#### GOAL:
With the pictures omitted, write out the entries that follow exactly as they stand.

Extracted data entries
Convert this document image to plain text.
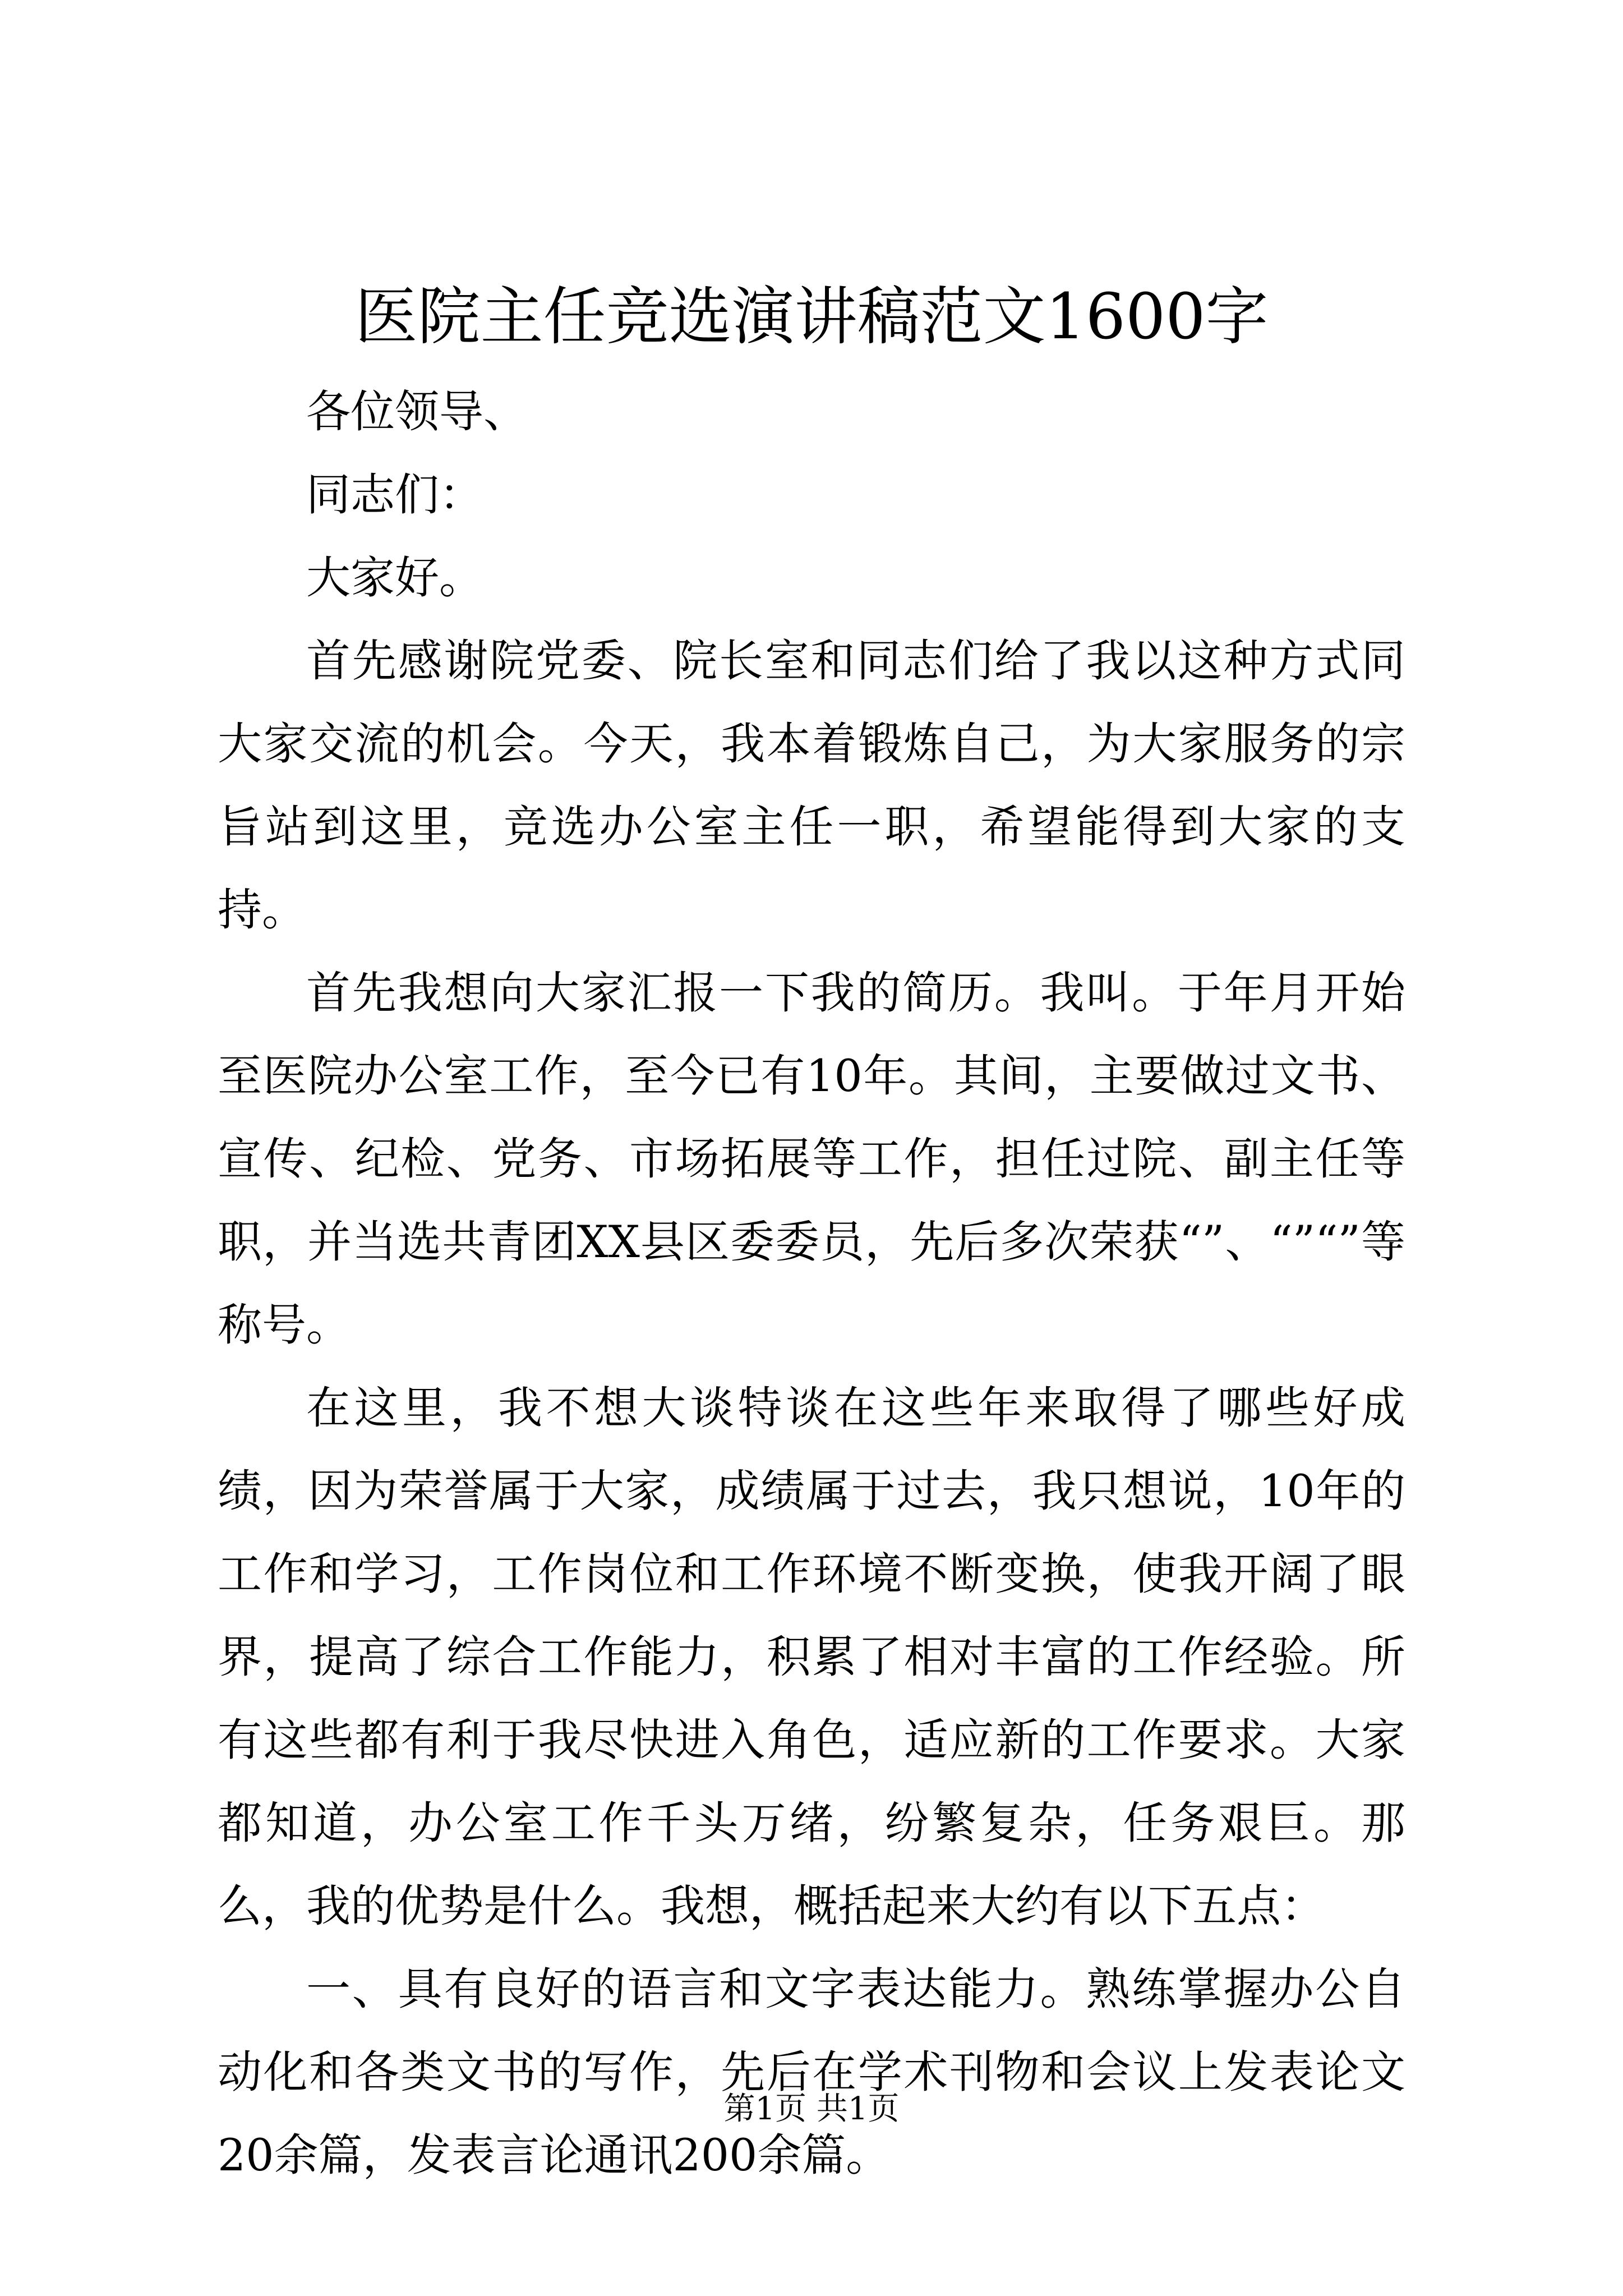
医院主任竞选演讲稿范文1600字

各位领导、

同志们：

大家好。

首先感谢院党委、院长室和同志们给了我以这种方式同大家交流的机会。今天，我本着锻炼自己，为大家服务的宗旨站到这里，竞选办公室主任一职，希望能得到大家的支持。

首先我想向大家汇报一下我的简历。我叫。于年月开始至医院办公室工作，至今已有10年。其间，主要做过文书、宣传、纪检、党务、市场拓展等工作，担任过院、副主任等职，并当选共青团XX县区委委员，先后多次荣获“”、“”“”等称号。

在这里，我不想大谈特谈在这些年来取得了哪些好成绩，因为荣誉属于大家，成绩属于过去，我只想说，10年的工作和学习，工作岗位和工作环境不断变换，使我开阔了眼界，提高了综合工作能力，积累了相对丰富的工作经验。所有这些都有利于我尽快进入角色，适应新的工作要求。大家都知道，办公室工作千头万绪，纷繁复杂，任务艰巨。那么，我的优势是什么。我想，概括起来大约有以下五点：

一、具有良好的语言和文字表达能力。熟练掌握办公自动化和各类文书的写作，先后在学术刊物和会议上发表论文20余篇，发表言论通讯200余篇。

第1页 共1页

#### ANSWER TO THIS PROBLEM:
Convert this document image to plain text.
医院主任竞选演讲稿范文1600字

各位领导、

同志们：

大家好。

首先感谢院党委、院长室和同志们给了我以这种方式同大家交流的机会。今天，我本着锻炼自己，为大家服务的宗旨站到这里，竞选办公室主任一职，希望能得到大家的支持。

首先我想向大家汇报一下我的简历。我叫。于年月开始至医院办公室工作，至今已有10年。其间，主要做过文书、宣传、纪检、党务、市场拓展等工作，担任过院、副主任等职，并当选共青团XX县区委委员，先后多次荣获“”、“”“”等称号。

在这里，我不想大谈特谈在这些年来取得了哪些好成绩，因为荣誉属于大家，成绩属于过去，我只想说，10年的工作和学习，工作岗位和工作环境不断变换，使我开阔了眼界，提高了综合工作能力，积累了相对丰富的工作经验。所有这些都有利于我尽快进入角色，适应新的工作要求。大家都知道，办公室工作千头万绪，纷繁复杂，任务艰巨。那么，我的优势是什么。我想，概括起来大约有以下五点：

一、具有良好的语言和文字表达能力。熟练掌握办公自动化和各类文书的写作，先后在学术刊物和会议上发表论文20余篇，发表言论通讯200余篇。

第1页 共1页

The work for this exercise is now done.